What you need to do — In the records, each line holding "legend" must be reported.

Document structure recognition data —
□ □ □ □ □ □ □

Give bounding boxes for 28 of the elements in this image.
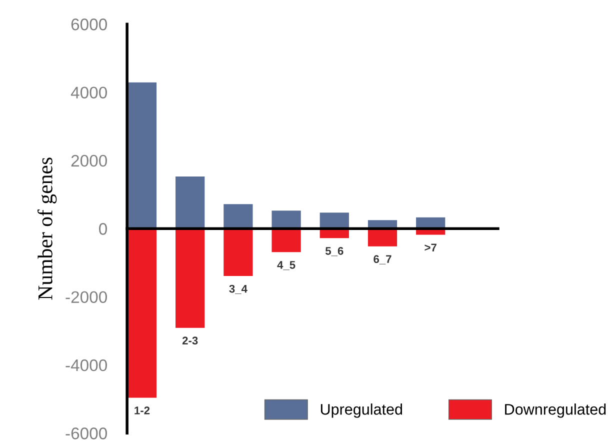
bar — [415, 216, 446, 229]
y-tick-label: 2000 — [71, 154, 107, 167]
y-tick-label: 0 — [99, 223, 107, 235]
bar — [367, 228, 398, 248]
bar — [271, 210, 302, 229]
legend-label: Upregulated — [320, 404, 402, 418]
bar — [127, 228, 158, 398]
x-tick-label: 6_7 — [374, 255, 392, 264]
x-tick-label: 1-2 — [134, 406, 150, 414]
bar — [127, 82, 158, 229]
x-tick-label: 5_6 — [325, 247, 344, 256]
y-tick-label: -6000 — [66, 428, 107, 440]
x-tick-label: 4_5 — [277, 261, 296, 270]
bar — [319, 212, 350, 229]
y-tick-label: -4000 — [66, 359, 107, 372]
x-tick-label: >7 — [424, 244, 436, 252]
bar — [222, 203, 254, 229]
bar — [174, 176, 206, 229]
y-tick-label: 4000 — [70, 86, 107, 99]
bar — [222, 228, 254, 277]
x-tick-label: 3_4 — [229, 284, 248, 294]
x-tick-label: 2-3 — [182, 336, 198, 345]
y-axis-title: Number of genes — [38, 158, 57, 300]
bar — [174, 228, 206, 329]
legend-label: Downregulated — [505, 404, 606, 418]
y-tick-label: 6000 — [71, 18, 107, 30]
bar — [271, 228, 302, 253]
y-tick-label: -2000 — [66, 291, 107, 304]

□ □ □ □ □ □ □

Exercise result —
legend-label: Upregulated — [320, 404, 402, 418]
legend-label: Downregulated — [505, 404, 606, 418]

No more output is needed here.